- Task prompt -
Output the records exactly as they appear, with no pictures included.

====

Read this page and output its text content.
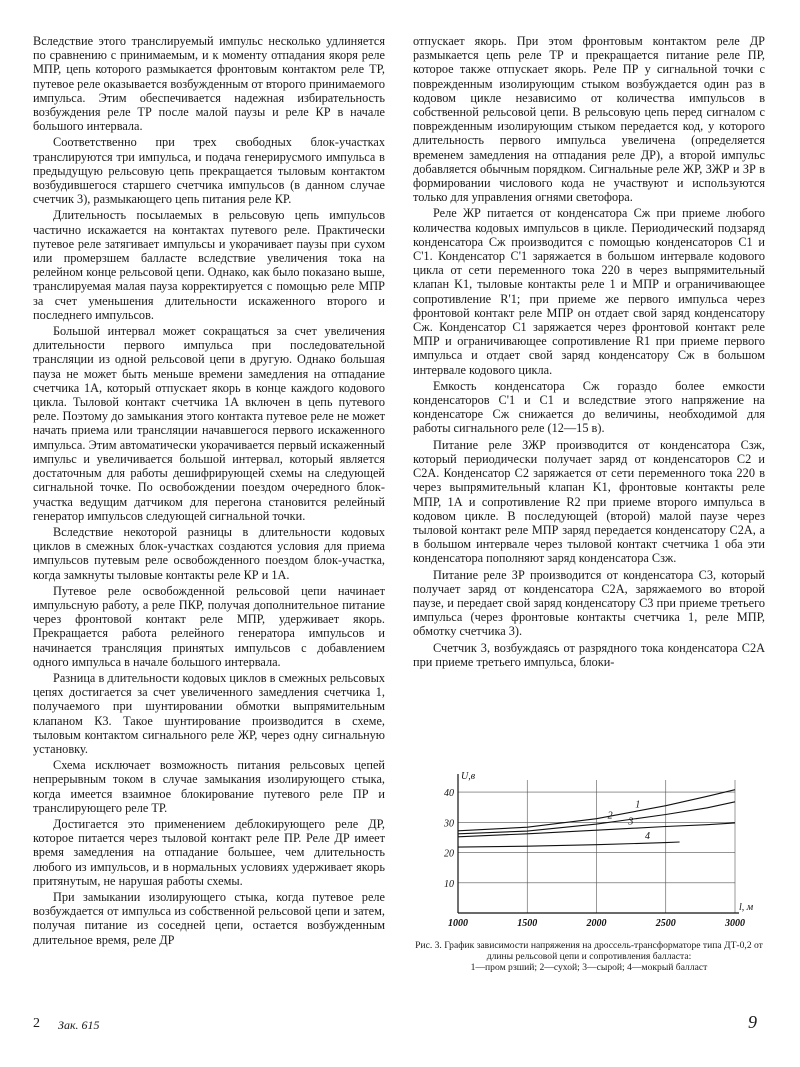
Вследствие этого транслируемый импульс несколько удлиняется по сравнению с принимаемым, и к моменту отпадания якоря реле МПР, цепь которого размыкается фронтовым контактом реле ТР, путевое реле оказывается возбужденным от второго принимаемого импульса. Этим обеспечивается надежная избирательность возбуждения реле ТР после малой паузы и реле КР в начале большого интервала.

Соответственно при трех свободных блок-участках транслируются три импульса, и подача генерирусмого импульса в предыдущую рельсовую цепь прекращается тыловым контактом возбудившегося старшего счетчика импульсов (в данном случае счетчик 3), размыкающего цепь питания реле КР.

Длительность посылаемых в рельсовую цепь импульсов частично искажается на контактах путевого реле. Практически путевое реле затягивает импульсы и укорачивает паузы при сухом или промерзшем балласте вследствие увеличения тока на релейном конце рельсовой цепи. Однако, как было показано выше, транслируемая малая пауза корректируется с помощью реле МПР за счет уменьшения длительности искаженного второго и последнего импульсов.

Большой интервал может сокращаться за счет увеличения длительности первого импульса при последовательной трансляции из одной рельсовой цепи в другую. Однако большая пауза не может быть меньше времени замедления на отпадание счетчика 1А, который отпускает якорь в конце каждого кодового цикла. Тыловой контакт счетчика 1А включен в цепь путевого реле. Поэтому до замыкания этого контакта путевое реле не может начать приема или трансляции начавшегося первого искаженного импульса. Этим автоматически укорачивается первый искаженный импульс и увеличивается большой интервал, который является достаточным для работы дешифрирующей схемы на следующей сигнальной точке. По освобождении поездом очередного блок-участка ведущим датчиком для перегона становится релейный генератор импульсов следующей сигнальной точки.

Вследствие некоторой разницы в длительности кодовых циклов в смежных блок-участках создаются условия для приема импульсов путевым реле освобожденного поездом блок-участка, когда замкнуты тыловые контакты реле КР и 1А.

Путевое реле освобожденной рельсовой цепи начинает импульсную работу, а реле ПКР, получая дополнительное питание через фронтовой контакт реле МПР, удерживает якорь. Прекращается работа релейного генератора импульсов и начинается трансляция принятых импульсов с добавлением одного импульса в начале большого интервала.

Разница в длительности кодовых циклов в смежных рельсовых цепях достигается за счет увеличенного замедления счетчика 1, получаемого при шунтировании обмотки выпрямительным клапаном К3. Такое шунтирование производится в схеме, тыловым контактом сигнального реле ЖР, через одну сигнальную установку.

Схема исключает возможность питания рельсовых цепей непрерывным током в случае замыкания изолирующего стыка, когда имеется взаимное блокирование путевого реле ПР и транслирующего реле ТР.

Достигается это применением деблокирующего реле ДР, которое питается через тыловой контакт реле ПР. Реле ДР имеет время замедления на отпадание большее, чем длительность любого из импульсов, и в нормальных условиях удерживает якорь притянутым, не нарушая работы схемы.

При замыкании изолирующего стыка, когда путевое реле возбуждается от импульса из собственной рельсовой цепи и затем, получая питание из соседней цепи, остается возбужденным длительное время, реле ДР

отпускает якорь. При этом фронтовым контактом реле ДР размыкается цепь реле ТР и прекращается питание реле ПР, которое также отпускает якорь. Реле ПР у сигнальной точки с поврежденным изолирующим стыком возбуждается один раз в кодовом цикле независимо от количества импульсов в собственной рельсовой цепи. В рельсовую цепь перед сигналом с поврежденным изолирующим стыком передается код, у которого длительность первого импульса увеличена (определяется временем замедления на отпадания реле ДР), а второй импульс добавляется обычным порядком. Сигнальные реле ЖР, ЗЖР и ЗР в формировании числового кода не участвуют и используются только для управления огнями светофора.

Реле ЖР питается от конденсатора Cж при приеме любого количества кодовых импульсов в цикле. Периодический подзаряд конденсатора Cж производится с помощью конденсаторов C1 и C'1. Конденсатор C'1 заряжается в большом интервале кодового цикла от сети переменного тока 220 в через выпрямительный клапан K1, тыловые контакты реле 1 и МПР и ограничивающее сопротивление R'1; при приеме же первого импульса через фронтовой контакт реле МПР он отдает свой заряд конденсатору Cж. Конденсатор C1 заряжается через фронтовой контакт реле МПР и ограничивающее сопротивление R1 при приеме первого импульса и отдает свой заряд конденсатору Cж в большом интервале кодового цикла.

Емкость конденсатора Cж гораздо более емкости конденсаторов C'1 и C1 и вследствие этого напряжение на конденсаторе Cж снижается до величины, необходимой для работы сигнального реле (12—15 в).

Питание реле ЗЖР производится от конденсатора Cзж, который периодически получает заряд от конденсаторов C2 и C2А. Конденсатор C2 заряжается от сети переменного тока 220 в через выпрямительный клапан K1, фронтовые контакты реле МПР, 1А и сопротивление R2 при приеме второго импульса в кодовом цикле. В последующей (второй) малой паузе через тыловой контакт реле МПР заряд передается конденсатору C2А, а в большом интервале через тыловой контакт счетчика 1 оба эти конденсатора пополняют заряд конденсатора Cзж.

Питание реле ЗР производится от конденсатора C3, который получает заряд от конденсатора C2А, заряжаемого во второй паузе, и передает свой заряд конденсатору C3 при приеме третьего импульса (через фронтовые контакты счетчика 1, реле МПР, обмотку счетчика 3).

Счетчик 3, возбуждаясь от разрядного тока конденсатора C2А при приеме третьего импульса, блоки-

10
20
30
40
1000	1500	2000	2500	3000
U,в
l, м
1
2
3
4
Рис. 3. График зависимости напряжения на дроссель-трансформаторе типа ДТ-0,2 от длины рельсовой цепи и сопротивления балласта:
1—пром рзший; 2—сухой; 3—сырой; 4—мокрый балласт
2 Зак. 615	9
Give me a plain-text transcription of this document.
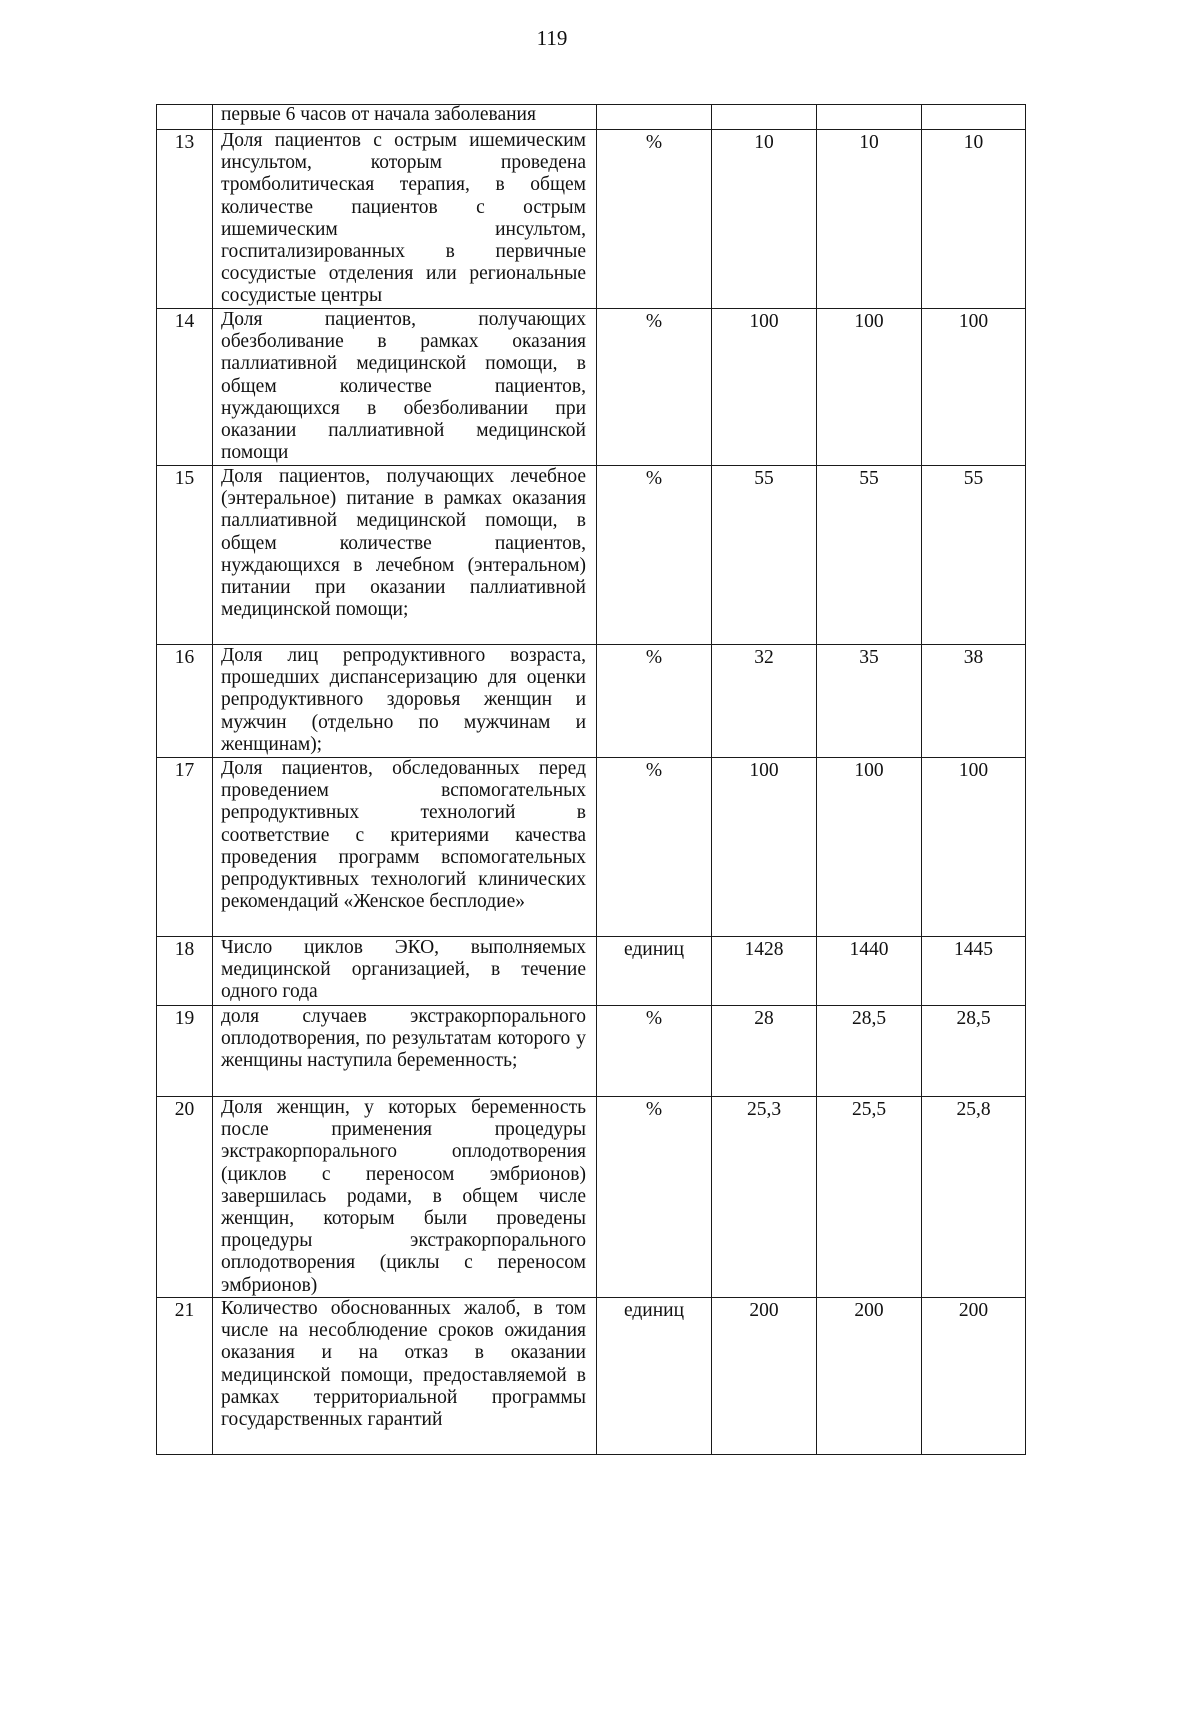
119
	первые 6 часов от начала заболевания				
13	Доля пациентов с острым ишемическим инсультом, которым проведена тромболитическая терапия, в общем количестве пациентов с острым ишемическим инсультом, госпитализированных в первичные сосудистые отделения или региональные сосудистые центры	%	10	10	10
14	Доля пациентов, получающих обезболивание в рамках оказания паллиативной медицинской помощи, в общем количестве пациентов, нуждающихся в обезболивании при оказании паллиативной медицинской помощи	%	100	100	100
15	Доля пациентов, получающих лечебное (энтеральное) питание в рамках оказания паллиативной медицинской помощи, в общем количестве пациентов, нуждающихся в лечебном (энтеральном) питании при оказании паллиативной медицинской помощи;	%	55	55	55
16	Доля лиц репродуктивного возраста, прошедших диспансеризацию для оценки репродуктивного здоровья женщин и мужчин (отдельно по мужчинам и женщинам);	%	32	35	38
17	Доля пациентов, обследованных перед проведением вспомогательных репродуктивных технологий в соответствие с критериями качества проведения программ вспомогательных репродуктивных технологий клинических рекомендаций «Женское бесплодие»	%	100	100	100
18	Число циклов ЭКО, выполняемых медицинской организацией, в течение одного года	единиц	1428	1440	1445
19	доля случаев экстракорпорального оплодотворения, по результатам которого у женщины наступила беременность;	%	28	28,5	28,5
20	Доля женщин, у которых беременность после применения процедуры экстракорпорального оплодотворения (циклов с переносом эмбрионов) завершилась родами, в общем числе женщин, которым были проведены процедуры экстракорпорального оплодотворения (циклы с переносом эмбрионов)	%	25,3	25,5	25,8
21	Количество обоснованных жалоб, в том числе на несоблюдение сроков ожидания оказания и на отказ в оказании медицинской помощи, предоставляемой в рамках территориальной программы государственных гарантий	единиц	200	200	200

====

- Solved exercise -
Read this page and output its text content.
Вследствие этого транслируемый импульс несколько удлиняется по сравнению с принимаемым, и к моменту отпадания якоря реле МПР, цепь которого размыкается фронтовым контактом реле ТР, путевое реле оказывается возбужденным от второго принимаемого импульса. Этим обеспечивается надежная избирательность возбуждения реле ТР после малой паузы и реле КР в начале большого интервала.

Соответственно при трех свободных блок-участках транслируются три импульса, и подача генерирусмого импульса в предыдущую рельсовую цепь прекращается тыловым контактом возбудившегося старшего счетчика импульсов (в данном случае счетчик 3), размыкающего цепь питания реле КР.

Длительность посылаемых в рельсовую цепь импульсов частично искажается на контактах путевого реле. Практически путевое реле затягивает импульсы и укорачивает паузы при сухом или промерзшем балласте вследствие увеличения тока на релейном конце рельсовой цепи. Однако, как было показано выше, транслируемая малая пауза корректируется с помощью реле МПР за счет уменьшения длительности искаженного второго и последнего импульсов.

Большой интервал может сокращаться за счет увеличения длительности первого импульса при последовательной трансляции из одной рельсовой цепи в другую. Однако большая пауза не может быть меньше времени замедления на отпадание счетчика 1А, который отпускает якорь в конце каждого кодового цикла. Тыловой контакт счетчика 1А включен в цепь путевого реле. Поэтому до замыкания этого контакта путевое реле не может начать приема или трансляции начавшегося первого искаженного импульса. Этим автоматически укорачивается первый искаженный импульс и увеличивается большой интервал, который является достаточным для работы дешифрирующей схемы на следующей сигнальной точке. По освобождении поездом очередного блок-участка ведущим датчиком для перегона становится релейный генератор импульсов следующей сигнальной точки.

Вследствие некоторой разницы в длительности кодовых циклов в смежных блок-участках создаются условия для приема импульсов путевым реле освобожденного поездом блок-участка, когда замкнуты тыловые контакты реле КР и 1А.

Путевое реле освобожденной рельсовой цепи начинает импульсную работу, а реле ПКР, получая дополнительное питание через фронтовой контакт реле МПР, удерживает якорь. Прекращается работа релейного генератора импульсов и начинается трансляция принятых импульсов с добавлением одного импульса в начале большого интервала.

Разница в длительности кодовых циклов в смежных рельсовых цепях достигается за счет увеличенного замедления счетчика 1, получаемого при шунтировании обмотки выпрямительным клапаном К3. Такое шунтирование производится в схеме, тыловым контактом сигнального реле ЖР, через одну сигнальную установку.

Схема исключает возможность питания рельсовых цепей непрерывным током в случае замыкания изолирующего стыка, когда имеется взаимное блокирование путевого реле ПР и транслирующего реле ТР.

Достигается это применением деблокирующего реле ДР, которое питается через тыловой контакт реле ПР. Реле ДР имеет время замедления на отпадание большее, чем длительность любого из импульсов, и в нормальных условиях удерживает якорь притянутым, не нарушая работы схемы.

При замыкании изолирующего стыка, когда путевое реле возбуждается от импульса из собственной рельсовой цепи и затем, получая питание из соседней цепи, остается возбужденным длительное время, реле ДР

отпускает якорь. При этом фронтовым контактом реле ДР размыкается цепь реле ТР и прекращается питание реле ПР, которое также отпускает якорь. Реле ПР у сигнальной точки с поврежденным изолирующим стыком возбуждается один раз в кодовом цикле независимо от количества импульсов в собственной рельсовой цепи. В рельсовую цепь перед сигналом с поврежденным изолирующим стыком передается код, у которого длительность первого импульса увеличена (определяется временем замедления на отпадания реле ДР), а второй импульс добавляется обычным порядком. Сигнальные реле ЖР, ЗЖР и ЗР в формировании числового кода не участвуют и используются только для управления огнями светофора.

Реле ЖР питается от конденсатора Cж при приеме любого количества кодовых импульсов в цикле. Периодический подзаряд конденсатора Cж производится с помощью конденсаторов C1 и C'1. Конденсатор C'1 заряжается в большом интервале кодового цикла от сети переменного тока 220 в через выпрямительный клапан K1, тыловые контакты реле 1 и МПР и ограничивающее сопротивление R'1; при приеме же первого импульса через фронтовой контакт реле МПР он отдает свой заряд конденсатору Cж. Конденсатор C1 заряжается через фронтовой контакт реле МПР и ограничивающее сопротивление R1 при приеме первого импульса и отдает свой заряд конденсатору Cж в большом интервале кодового цикла.

Емкость конденсатора Cж гораздо более емкости конденсаторов C'1 и C1 и вследствие этого напряжение на конденсаторе Cж снижается до величины, необходимой для работы сигнального реле (12—15 в).

Питание реле ЗЖР производится от конденсатора Cзж, который периодически получает заряд от конденсаторов C2 и C2А. Конденсатор C2 заряжается от сети переменного тока 220 в через выпрямительный клапан K1, фронтовые контакты реле МПР, 1А и сопротивление R2 при приеме второго импульса в кодовом цикле. В последующей (второй) малой паузе через тыловой контакт реле МПР заряд передается конденсатору C2А, а в большом интервале через тыловой контакт счетчика 1 оба эти конденсатора пополняют заряд конденсатора Cзж.

Питание реле ЗР производится от конденсатора C3, который получает заряд от конденсатора C2А, заряжаемого во второй паузе, и передает свой заряд конденсатору C3 при приеме третьего импульса (через фронтовые контакты счетчика 1, реле МПР, обмотку счетчика 3).

Счетчик 3, возбуждаясь от разрядного тока конденсатора C2А при приеме третьего импульса, блоки-

10
20
30
40
1000	1500	2000	2500	3000
U,в
l, м
1
2
3
4
Рис. 3. График зависимости напряжения на дроссель-трансформаторе типа ДТ-0,2 от длины рельсовой цепи и сопротивления балласта:
1—пром рзший; 2—сухой; 3—сырой; 4—мокрый балласт
2 Зак. 615	9
Give me a plain-text transcription of this document.
119
	первые 6 часов от начала заболевания				
13	Доля пациентов с острым ишемическим инсультом, которым проведена тромболитическая терапия, в общем количестве пациентов с острым ишемическим инсультом, госпитализированных в первичные сосудистые отделения или региональные сосудистые центры	%	10	10	10
14	Доля пациентов, получающих обезболивание в рамках оказания паллиативной медицинской помощи, в общем количестве пациентов, нуждающихся в обезболивании при оказании паллиативной медицинской помощи	%	100	100	100
15	Доля пациентов, получающих лечебное (энтеральное) питание в рамках оказания паллиативной медицинской помощи, в общем количестве пациентов, нуждающихся в лечебном (энтеральном) питании при оказании паллиативной медицинской помощи;	%	55	55	55
16	Доля лиц репродуктивного возраста, прошедших диспансеризацию для оценки репродуктивного здоровья женщин и мужчин (отдельно по мужчинам и женщинам);	%	32	35	38
17	Доля пациентов, обследованных перед проведением вспомогательных репродуктивных технологий в соответствие с критериями качества проведения программ вспомогательных репродуктивных технологий клинических рекомендаций «Женское бесплодие»	%	100	100	100
18	Число циклов ЭКО, выполняемых медицинской организацией, в течение одного года	единиц	1428	1440	1445
19	доля случаев экстракорпорального оплодотворения, по результатам которого у женщины наступила беременность;	%	28	28,5	28,5
20	Доля женщин, у которых беременность после применения процедуры экстракорпорального оплодотворения (циклов с переносом эмбрионов) завершилась родами, в общем числе женщин, которым были проведены процедуры экстракорпорального оплодотворения (циклы с переносом эмбрионов)	%	25,3	25,5	25,8
21	Количество обоснованных жалоб, в том числе на несоблюдение сроков ожидания оказания и на отказ в оказании медицинской помощи, предоставляемой в рамках территориальной программы государственных гарантий	единиц	200	200	200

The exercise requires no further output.